STATED EXERCISE: Can you transcribe every line exactly and leave the pictures behind?

((

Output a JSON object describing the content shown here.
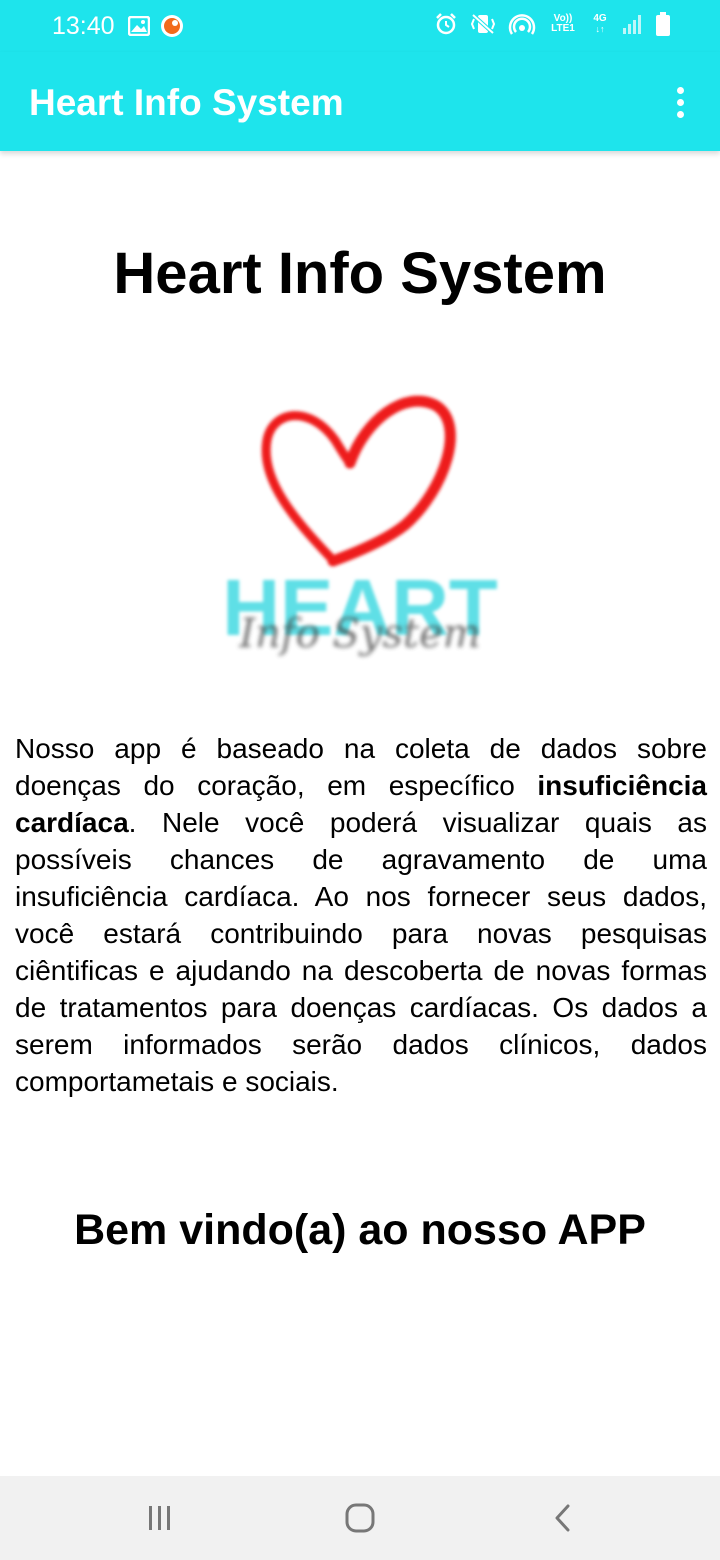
{
  "status_bar": {
    "time": "13:40",
    "left_icons": [
      "image-icon",
      "notification-dot-icon"
    ],
    "right_icons": [
      "alarm-icon",
      "vibrate-icon",
      "hotspot-icon",
      "volte-icon",
      "4g-icon",
      "signal-icon",
      "battery-icon"
    ],
    "volte_label": "Vo)) LTE1",
    "network_label": "4G"
  },
  "app_bar": {
    "title": "Heart Info System",
    "menu_icon": "more-vert-icon",
    "background": "#1ee4ec"
  },
  "main": {
    "heading": "Heart Info System",
    "logo": {
      "word": "HEART",
      "script": "Info System",
      "heart_color": "#ee1c1c",
      "word_color": "#5fdfe6"
    },
    "description": {
      "part1": "Nosso app é baseado na coleta de dados sobre doenças do coração, em específico ",
      "bold": "insuficiência cardíaca",
      "part2": ". Nele você poderá visualizar quais as possíveis chances de agravamento de uma insuficiência cardíaca. Ao nos fornecer seus dados, você estará contribuindo para novas pesquisas ciêntificas e ajudando na descoberta de novas formas de tratamentos para doenças cardíacas. Os dados a serem informados serão dados clínicos, dados comportametais e sociais."
    },
    "welcome": "Bem vindo(a) ao nosso APP"
  },
  "nav_bar": {
    "buttons": [
      "recent-apps-icon",
      "home-icon",
      "back-icon"
    ]
  }
}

))

THE OUTPUT:
Output a JSON object describing the content shown here.
{
  "status_bar": {
    "time": "13:40",
    "left_icons": [
      "image-icon",
      "notification-dot-icon"
    ],
    "right_icons": [
      "alarm-icon",
      "vibrate-icon",
      "hotspot-icon",
      "volte-icon",
      "4g-icon",
      "signal-icon",
      "battery-icon"
    ],
    "volte_label": "Vo)) LTE1",
    "network_label": "4G"
  },
  "app_bar": {
    "title": "Heart Info System",
    "menu_icon": "more-vert-icon",
    "background": "#1ee4ec"
  },
  "main": {
    "heading": "Heart Info System",
    "logo": {
      "word": "HEART",
      "script": "Info System",
      "heart_color": "#ee1c1c",
      "word_color": "#5fdfe6"
    },
    "description": {
      "part1": "Nosso app é baseado na coleta de dados sobre doenças do coração, em específico ",
      "bold": "insuficiência cardíaca",
      "part2": ". Nele você poderá visualizar quais as possíveis chances de agravamento de uma insuficiência cardíaca. Ao nos fornecer seus dados, você estará contribuindo para novas pesquisas ciêntificas e ajudando na descoberta de novas formas de tratamentos para doenças cardíacas. Os dados a serem informados serão dados clínicos, dados comportametais e sociais."
    },
    "welcome": "Bem vindo(a) ao nosso APP"
  },
  "nav_bar": {
    "buttons": [
      "recent-apps-icon",
      "home-icon",
      "back-icon"
    ]
  }
}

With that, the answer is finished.